## [INSTRUCTIONS FOR THE TASK]
Find every line in the records below that contains the word "funkcí", and copy each such line.

════════════════════

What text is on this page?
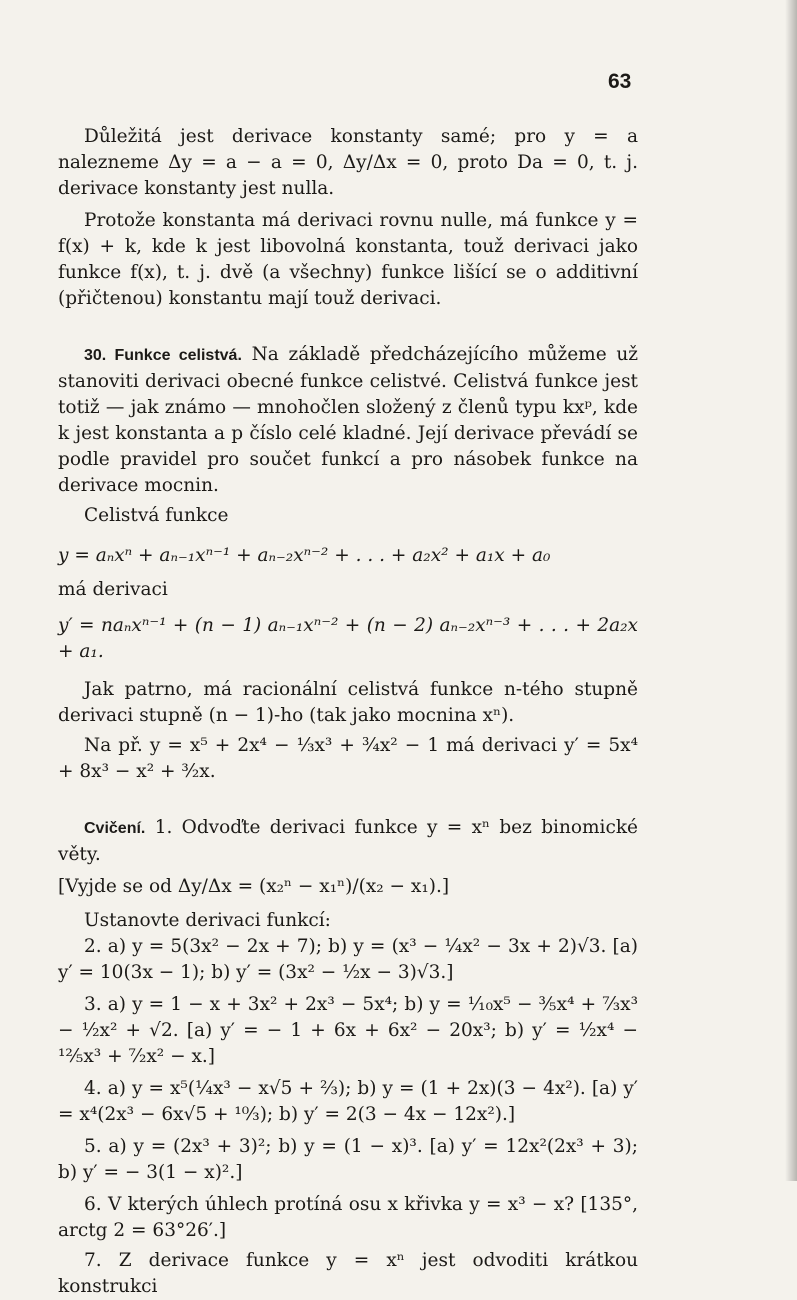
63

Důležitá jest derivace konstanty samé; pro y = a nalezneme Δy = a − a = 0, Δy/Δx = 0, proto Da = 0, t. j. derivace konstanty jest nulla.

Protože konstanta má derivaci rovnu nulle, má funkce y = f(x) + k, kde k jest libovolná konstanta, touž derivaci jako funkce f(x), t. j. dvě (a všechny) funkce lišící se o additivní (přičtenou) konstantu mají touž derivaci.

30. Funkce celistvá. Na základě předcházejícího můžeme už stanoviti derivaci obecné funkce celistvé. Celistvá funkce jest totiž — jak známo — mnohočlen složený z členů typu kxᵖ, kde k jest konstanta a p číslo celé kladné. Její derivace převádí se podle pravidel pro součet funkcí a pro násobek funkce na derivace mocnin.

Celistvá funkce

y = aₙxⁿ + aₙ₋₁xⁿ⁻¹ + aₙ₋₂xⁿ⁻² + . . . + a₂x² + a₁x + a₀

má derivaci

y′ = naₙxⁿ⁻¹ + (n − 1) aₙ₋₁xⁿ⁻² + (n − 2) aₙ₋₂xⁿ⁻³ + . . . + 2a₂x + a₁.

Jak patrno, má racionální celistvá funkce n-tého stupně derivaci stupně (n − 1)-ho (tak jako mocnina xⁿ).

Na př. y = x⁵ + 2x⁴ − ⅓x³ + ¾x² − 1 má derivaci y′ = 5x⁴ + 8x³ − x² + ³⁄₂x.

Cvičení. 1. Odvoďte derivaci funkce y = xⁿ bez binomické věty.

[Vyjde se od Δy/Δx = (x₂ⁿ − x₁ⁿ)/(x₂ − x₁).]

Ustanovte derivaci funkcí:

2. a) y = 5(3x² − 2x + 7); b) y = (x³ − ¼x² − 3x + 2)√3. [a) y′ = 10(3x − 1); b) y′ = (3x² − ½x − 3)√3.]

3. a) y = 1 − x + 3x² + 2x³ − 5x⁴; b) y = ¹⁄₁₀x⁵ − ⅗x⁴ + ⁷⁄₃x³ − ½x² + √2. [a) y′ = − 1 + 6x + 6x² − 20x³; b) y′ = ½x⁴ − ¹²⁄₅x³ + ⁷⁄₂x² − x.]

4. a) y = x⁵(¼x³ − x√5 + ⅔); b) y = (1 + 2x)(3 − 4x²). [a) y′ = x⁴(2x³ − 6x√5 + ¹⁰⁄₃); b) y′ = 2(3 − 4x − 12x²).]

5. a) y = (2x³ + 3)²; b) y = (1 − x)³. [a) y′ = 12x²(2x³ + 3); b) y′ = − 3(1 − x)².]

6. V kterých úhlech protíná osu x křivka y = x³ − x? [135°, arctg 2 = 63°26′.]

7. Z derivace funkce y = xⁿ jest odvoditi krátkou konstrukci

════════════════════

## [THE ANSWER]
30. Funkce celistvá. Na základě předcházejícího můžeme už stanoviti derivaci obecné funkce celistvé. Celistvá funkce jest totiž — jak známo — mnohočlen složený z členů typu kxᵖ, kde k jest konstanta a p číslo celé kladné. Její derivace převádí se podle pravidel pro součet funkcí a pro násobek funkce na derivace mocnin.
Ustanovte derivaci funkcí:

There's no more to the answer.